■ GOAL
Please quote, word for word, the part of the material that opens with the line containing "step-text: Review the" and closes with the line containing "step-cell: 2.Review the", both of those lines included.

+++ GIVEN RECORDS

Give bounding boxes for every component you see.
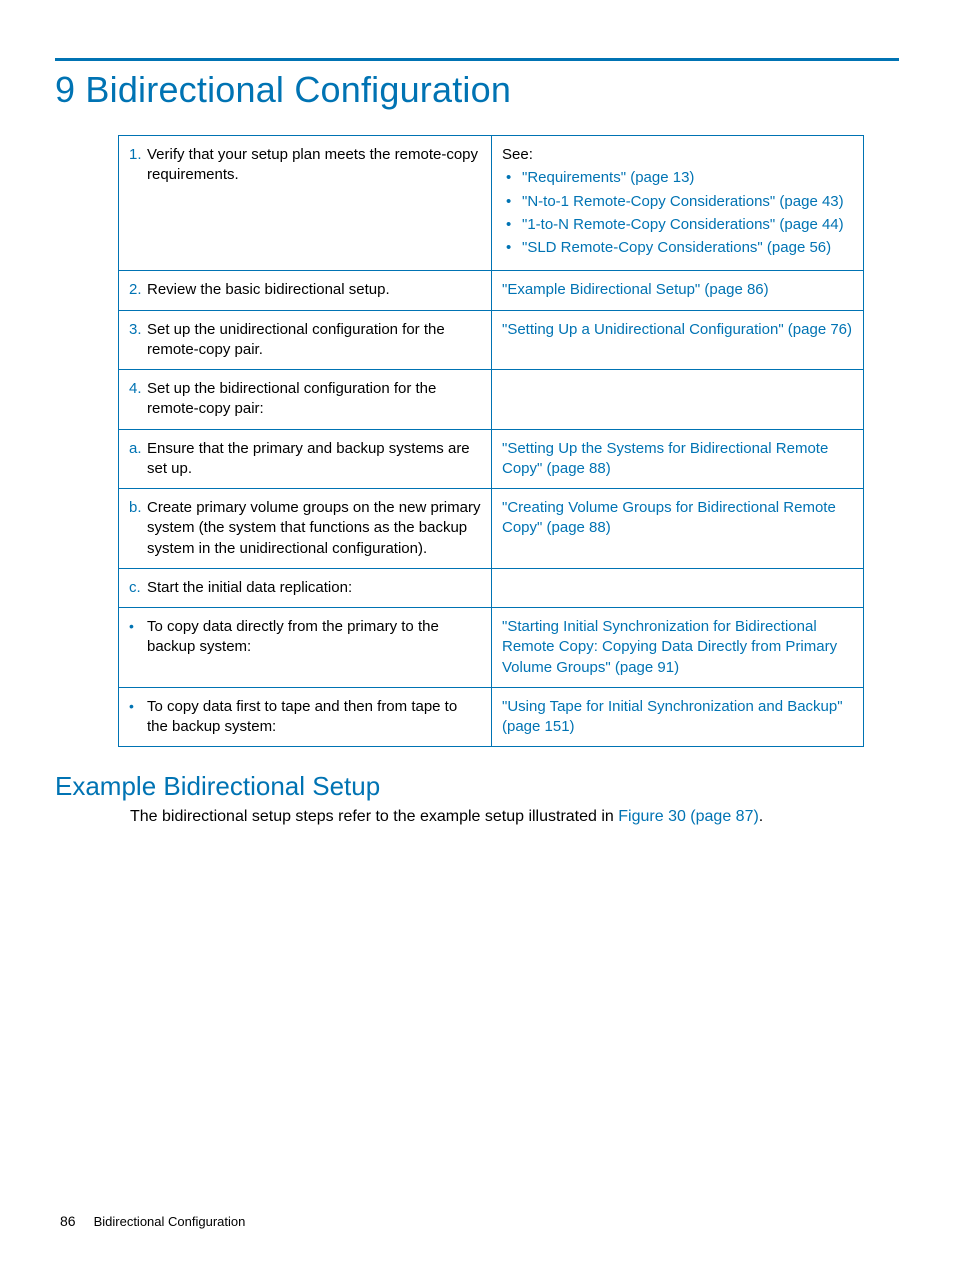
step-text: Review the basic bidirectional setup.	[147, 280, 481, 300]
step-cell: •To copy data directly from the primary …	[119, 608, 492, 688]
step-marker: 3.	[129, 320, 147, 361]
step-text: To copy data directly from the primary t…	[147, 617, 481, 658]
steps-table: 1.Verify that your setup plan meets the …	[118, 135, 864, 747]
top-rule	[55, 58, 899, 61]
reference-cell: "Setting Up a Unidirectional Configurati…	[492, 310, 864, 370]
reference-link[interactable]: "Creating Volume Groups for Bidirectiona…	[502, 499, 836, 536]
reference-list: "Requirements" (page 13) "N-to-1 Remote-C…	[502, 168, 853, 258]
step-cell: 2.Review the basic bidirectional setup.	[119, 271, 492, 310]
reference-cell: "Creating Volume Groups for Bidirectiona…	[492, 489, 864, 569]
page-footer: 86 Bidirectional Configuration	[60, 1213, 245, 1229]
table-row: 4.Set up the bidirectional configuration…	[119, 370, 864, 430]
step-marker: b.	[129, 498, 147, 559]
section-intro: The bidirectional setup steps refer to t…	[130, 808, 899, 826]
table-row: •To copy data directly from the primary …	[119, 608, 864, 688]
step-cell: 1.Verify that your setup plan meets the …	[119, 136, 492, 271]
reference-link[interactable]: "Using Tape for Initial Synchronization …	[502, 698, 843, 735]
reference-cell: See: "Requirements" (page 13) "N-to-1 Remo…	[492, 136, 864, 271]
step-text: Verify that your setup plan meets the re…	[147, 145, 481, 186]
reference-cell	[492, 370, 864, 430]
reference-link[interactable]: "N-to-1 Remote-Copy Considerations" (pag…	[506, 192, 853, 212]
footer-page-number: 86	[60, 1213, 76, 1229]
reference-link[interactable]: "Starting Initial Synchronization for Bi…	[502, 618, 837, 676]
step-marker: •	[129, 617, 147, 658]
reference-cell: "Starting Initial Synchronization for Bi…	[492, 608, 864, 688]
chapter-title: 9 Bidirectional Configuration	[55, 69, 899, 111]
reference-link[interactable]: "SLD Remote-Copy Considerations" (page 5…	[506, 238, 853, 258]
figure-link[interactable]: Figure 30 (page 87)	[618, 808, 759, 825]
step-cell: a.Ensure that the primary and backup sys…	[119, 429, 492, 489]
reference-cell: "Example Bidirectional Setup" (page 86)	[492, 271, 864, 310]
table-row: •To copy data first to tape and then fro…	[119, 687, 864, 747]
table-row: b.Create primary volume groups on the ne…	[119, 489, 864, 569]
see-label: See:	[502, 145, 853, 165]
step-cell: •To copy data first to tape and then fro…	[119, 687, 492, 747]
reference-link[interactable]: "Setting Up a Unidirectional Configurati…	[502, 321, 852, 338]
reference-link[interactable]: "1-to-N Remote-Copy Considerations" (pag…	[506, 215, 853, 235]
step-text: Set up the bidirectional configuration f…	[147, 379, 481, 420]
reference-link[interactable]: "Requirements" (page 13)	[506, 168, 853, 188]
step-text: Start the initial data replication:	[147, 578, 481, 598]
step-text: To copy data first to tape and then from…	[147, 697, 481, 738]
step-cell: 3.Set up the unidirectional configuratio…	[119, 310, 492, 370]
step-marker: a.	[129, 439, 147, 480]
step-text: Ensure that the primary and backup syste…	[147, 439, 481, 480]
step-marker: 2.	[129, 280, 147, 300]
step-cell: c.Start the initial data replication:	[119, 568, 492, 607]
table-row: c.Start the initial data replication:	[119, 568, 864, 607]
table-row: 2.Review the basic bidirectional setup. "…	[119, 271, 864, 310]
step-marker: 1.	[129, 145, 147, 186]
intro-prefix: The bidirectional setup steps refer to t…	[130, 808, 618, 825]
step-marker: 4.	[129, 379, 147, 420]
table-row: 3.Set up the unidirectional configuratio…	[119, 310, 864, 370]
step-text: Create primary volume groups on the new …	[147, 498, 481, 559]
step-cell: 4.Set up the bidirectional configuration…	[119, 370, 492, 430]
table-row: 1.Verify that your setup plan meets the …	[119, 136, 864, 271]
reference-cell: "Setting Up the Systems for Bidirectiona…	[492, 429, 864, 489]
reference-link[interactable]: "Setting Up the Systems for Bidirectiona…	[502, 440, 828, 477]
section-title: Example Bidirectional Setup	[55, 771, 899, 802]
step-cell: b.Create primary volume groups on the ne…	[119, 489, 492, 569]
step-marker: •	[129, 697, 147, 738]
table-row: a.Ensure that the primary and backup sys…	[119, 429, 864, 489]
step-text: Set up the unidirectional configuration …	[147, 320, 481, 361]
step-marker: c.	[129, 578, 147, 598]
intro-suffix: .	[759, 808, 763, 825]
reference-cell	[492, 568, 864, 607]
footer-chapter-title: Bidirectional Configuration	[94, 1214, 246, 1229]
reference-cell: "Using Tape for Initial Synchronization …	[492, 687, 864, 747]
reference-link[interactable]: "Example Bidirectional Setup" (page 86)	[502, 281, 769, 298]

++++++

■ OUTPUT OF THE EXERCISE
step-text: Review the basic bidirectional setup.	[147, 280, 481, 300]
step-cell: •To copy data directly from the primary …	[119, 608, 492, 688]
step-marker: 3.	[129, 320, 147, 361]
step-text: To copy data directly from the primary t…	[147, 617, 481, 658]
steps-table: 1.Verify that your setup plan meets the …	[118, 135, 864, 747]
top-rule	[55, 58, 899, 61]
reference-cell: "Setting Up a Unidirectional Configurati…	[492, 310, 864, 370]
reference-link[interactable]: "Creating Volume Groups for Bidirectiona…	[502, 499, 836, 536]
reference-list: "Requirements" (page 13) "N-to-1 Remote-C…	[502, 168, 853, 258]
step-cell: 2.Review the basic bidirectional setup.	[119, 271, 492, 310]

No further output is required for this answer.